WHAT YOU ARE ASKED TO DO :: List each line holding the string "Rainfall".

(Source records)
— BEGIN —
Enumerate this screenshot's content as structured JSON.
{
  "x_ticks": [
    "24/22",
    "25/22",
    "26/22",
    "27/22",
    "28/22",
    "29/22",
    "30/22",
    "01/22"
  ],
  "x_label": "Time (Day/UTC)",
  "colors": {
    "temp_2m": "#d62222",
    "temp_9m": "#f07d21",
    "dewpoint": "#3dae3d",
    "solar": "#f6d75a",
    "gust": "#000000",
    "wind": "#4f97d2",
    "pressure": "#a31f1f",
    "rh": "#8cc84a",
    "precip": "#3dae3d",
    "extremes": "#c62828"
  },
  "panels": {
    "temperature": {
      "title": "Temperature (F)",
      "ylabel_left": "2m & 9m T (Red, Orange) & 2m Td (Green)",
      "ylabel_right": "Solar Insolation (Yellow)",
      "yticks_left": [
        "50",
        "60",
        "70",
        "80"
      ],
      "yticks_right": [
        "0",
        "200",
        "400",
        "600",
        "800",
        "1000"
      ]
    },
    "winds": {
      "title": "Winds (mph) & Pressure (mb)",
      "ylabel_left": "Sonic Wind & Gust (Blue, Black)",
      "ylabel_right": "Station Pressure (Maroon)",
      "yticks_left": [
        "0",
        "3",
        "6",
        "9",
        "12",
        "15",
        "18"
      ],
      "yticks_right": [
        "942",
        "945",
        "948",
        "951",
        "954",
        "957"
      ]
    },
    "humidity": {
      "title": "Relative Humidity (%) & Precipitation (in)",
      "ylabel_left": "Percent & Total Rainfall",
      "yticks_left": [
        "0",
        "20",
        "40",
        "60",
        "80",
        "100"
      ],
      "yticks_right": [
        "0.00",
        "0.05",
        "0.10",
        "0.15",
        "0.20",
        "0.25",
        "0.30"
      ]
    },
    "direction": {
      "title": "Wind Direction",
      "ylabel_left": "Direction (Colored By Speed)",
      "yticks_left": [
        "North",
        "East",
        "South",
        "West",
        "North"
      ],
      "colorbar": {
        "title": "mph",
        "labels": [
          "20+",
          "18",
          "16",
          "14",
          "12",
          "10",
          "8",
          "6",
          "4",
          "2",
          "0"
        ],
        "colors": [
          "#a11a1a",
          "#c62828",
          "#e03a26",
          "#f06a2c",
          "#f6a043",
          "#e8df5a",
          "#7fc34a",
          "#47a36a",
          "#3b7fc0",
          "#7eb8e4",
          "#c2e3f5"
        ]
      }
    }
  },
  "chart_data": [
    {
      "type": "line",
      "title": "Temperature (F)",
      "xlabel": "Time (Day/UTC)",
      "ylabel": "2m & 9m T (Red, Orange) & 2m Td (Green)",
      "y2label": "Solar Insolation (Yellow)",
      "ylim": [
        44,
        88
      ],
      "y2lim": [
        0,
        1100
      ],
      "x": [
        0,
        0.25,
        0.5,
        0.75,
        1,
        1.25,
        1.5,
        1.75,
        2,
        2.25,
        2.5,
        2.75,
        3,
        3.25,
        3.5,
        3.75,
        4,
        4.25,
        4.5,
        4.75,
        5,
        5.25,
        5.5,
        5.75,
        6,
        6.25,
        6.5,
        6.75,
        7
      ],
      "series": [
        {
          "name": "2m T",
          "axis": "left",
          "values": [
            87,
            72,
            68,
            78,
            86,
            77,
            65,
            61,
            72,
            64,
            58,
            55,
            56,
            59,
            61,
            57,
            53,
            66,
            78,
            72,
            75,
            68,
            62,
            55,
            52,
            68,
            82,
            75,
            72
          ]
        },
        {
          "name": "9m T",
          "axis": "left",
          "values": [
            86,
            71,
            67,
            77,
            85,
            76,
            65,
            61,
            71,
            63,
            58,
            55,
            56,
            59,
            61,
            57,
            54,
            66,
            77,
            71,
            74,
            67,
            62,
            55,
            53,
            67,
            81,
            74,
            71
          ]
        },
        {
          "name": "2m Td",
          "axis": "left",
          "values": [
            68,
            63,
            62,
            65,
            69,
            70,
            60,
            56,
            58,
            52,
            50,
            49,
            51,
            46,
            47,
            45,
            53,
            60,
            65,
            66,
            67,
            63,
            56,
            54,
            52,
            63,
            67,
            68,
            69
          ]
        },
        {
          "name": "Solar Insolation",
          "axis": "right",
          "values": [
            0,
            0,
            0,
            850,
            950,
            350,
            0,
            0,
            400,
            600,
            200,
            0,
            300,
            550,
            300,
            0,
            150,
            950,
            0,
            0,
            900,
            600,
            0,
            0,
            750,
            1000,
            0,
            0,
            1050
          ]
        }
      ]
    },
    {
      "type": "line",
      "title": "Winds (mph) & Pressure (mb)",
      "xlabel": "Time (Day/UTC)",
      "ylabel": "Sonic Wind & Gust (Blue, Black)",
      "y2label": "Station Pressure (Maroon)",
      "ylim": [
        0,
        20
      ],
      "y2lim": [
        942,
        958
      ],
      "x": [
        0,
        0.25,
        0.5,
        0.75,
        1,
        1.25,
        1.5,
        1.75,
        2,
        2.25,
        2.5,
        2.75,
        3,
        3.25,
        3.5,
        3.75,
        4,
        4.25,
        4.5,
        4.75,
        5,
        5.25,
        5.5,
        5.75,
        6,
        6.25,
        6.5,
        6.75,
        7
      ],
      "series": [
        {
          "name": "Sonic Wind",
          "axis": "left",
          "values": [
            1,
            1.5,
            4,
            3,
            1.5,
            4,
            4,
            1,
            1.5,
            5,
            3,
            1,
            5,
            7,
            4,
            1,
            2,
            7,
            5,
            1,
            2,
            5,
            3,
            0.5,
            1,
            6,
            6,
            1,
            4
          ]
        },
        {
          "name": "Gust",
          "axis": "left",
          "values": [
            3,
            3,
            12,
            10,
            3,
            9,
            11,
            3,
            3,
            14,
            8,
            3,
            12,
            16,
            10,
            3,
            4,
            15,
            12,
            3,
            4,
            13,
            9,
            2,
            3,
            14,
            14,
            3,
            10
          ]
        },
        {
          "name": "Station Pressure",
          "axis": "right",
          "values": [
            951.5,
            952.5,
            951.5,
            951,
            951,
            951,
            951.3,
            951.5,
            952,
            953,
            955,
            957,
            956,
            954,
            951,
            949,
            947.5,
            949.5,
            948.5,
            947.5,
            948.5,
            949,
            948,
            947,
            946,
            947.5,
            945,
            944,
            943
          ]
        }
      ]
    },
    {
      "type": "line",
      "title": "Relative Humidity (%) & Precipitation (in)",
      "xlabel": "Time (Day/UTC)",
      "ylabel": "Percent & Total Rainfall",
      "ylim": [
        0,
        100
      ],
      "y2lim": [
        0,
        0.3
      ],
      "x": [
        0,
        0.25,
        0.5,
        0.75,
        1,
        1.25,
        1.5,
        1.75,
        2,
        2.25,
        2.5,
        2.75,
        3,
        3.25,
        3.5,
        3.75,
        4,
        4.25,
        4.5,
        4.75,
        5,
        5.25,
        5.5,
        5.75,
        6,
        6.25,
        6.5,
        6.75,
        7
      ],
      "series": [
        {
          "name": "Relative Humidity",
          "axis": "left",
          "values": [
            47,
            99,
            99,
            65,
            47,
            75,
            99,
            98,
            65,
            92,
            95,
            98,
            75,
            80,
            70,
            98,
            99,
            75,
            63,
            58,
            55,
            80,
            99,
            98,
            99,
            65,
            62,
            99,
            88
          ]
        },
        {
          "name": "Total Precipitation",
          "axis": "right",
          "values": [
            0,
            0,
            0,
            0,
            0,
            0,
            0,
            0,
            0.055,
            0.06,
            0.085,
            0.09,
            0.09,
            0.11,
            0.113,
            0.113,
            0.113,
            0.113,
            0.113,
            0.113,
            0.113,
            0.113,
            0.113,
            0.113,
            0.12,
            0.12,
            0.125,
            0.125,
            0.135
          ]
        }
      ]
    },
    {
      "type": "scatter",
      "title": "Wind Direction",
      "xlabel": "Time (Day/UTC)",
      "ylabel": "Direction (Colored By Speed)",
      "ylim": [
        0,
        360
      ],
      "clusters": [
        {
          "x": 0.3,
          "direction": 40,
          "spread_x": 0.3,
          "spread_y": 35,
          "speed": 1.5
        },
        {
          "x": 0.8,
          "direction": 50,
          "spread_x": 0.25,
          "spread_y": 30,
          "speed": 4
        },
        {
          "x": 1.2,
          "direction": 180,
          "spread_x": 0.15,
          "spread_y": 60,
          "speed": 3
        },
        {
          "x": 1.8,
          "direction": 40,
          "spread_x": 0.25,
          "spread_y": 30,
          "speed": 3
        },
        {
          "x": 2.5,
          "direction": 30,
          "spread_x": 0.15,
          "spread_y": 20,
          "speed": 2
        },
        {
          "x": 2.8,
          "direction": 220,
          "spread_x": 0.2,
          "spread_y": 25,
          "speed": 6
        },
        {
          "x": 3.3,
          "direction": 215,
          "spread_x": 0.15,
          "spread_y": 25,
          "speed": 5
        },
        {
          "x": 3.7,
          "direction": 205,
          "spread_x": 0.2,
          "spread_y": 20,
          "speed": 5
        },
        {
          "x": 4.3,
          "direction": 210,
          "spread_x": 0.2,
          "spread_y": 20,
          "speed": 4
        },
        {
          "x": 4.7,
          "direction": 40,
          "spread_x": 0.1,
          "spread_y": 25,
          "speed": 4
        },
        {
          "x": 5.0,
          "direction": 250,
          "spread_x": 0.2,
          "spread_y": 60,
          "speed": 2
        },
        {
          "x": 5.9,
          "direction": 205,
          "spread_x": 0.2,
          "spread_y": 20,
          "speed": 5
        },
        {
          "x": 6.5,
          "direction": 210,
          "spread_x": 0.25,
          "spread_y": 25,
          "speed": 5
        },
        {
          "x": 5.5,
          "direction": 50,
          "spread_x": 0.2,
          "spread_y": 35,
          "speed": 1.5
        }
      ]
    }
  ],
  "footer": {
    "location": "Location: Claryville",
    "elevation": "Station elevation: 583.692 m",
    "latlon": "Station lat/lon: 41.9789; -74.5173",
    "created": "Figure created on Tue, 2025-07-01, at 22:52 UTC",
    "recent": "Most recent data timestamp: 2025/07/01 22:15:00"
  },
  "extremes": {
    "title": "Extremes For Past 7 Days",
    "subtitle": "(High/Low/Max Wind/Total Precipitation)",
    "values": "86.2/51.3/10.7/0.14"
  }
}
— END —
REPLY ::
      "ylabel_left": "Percent & Total Rainfall",
      "ylabel": "Percent & Total Rainfall",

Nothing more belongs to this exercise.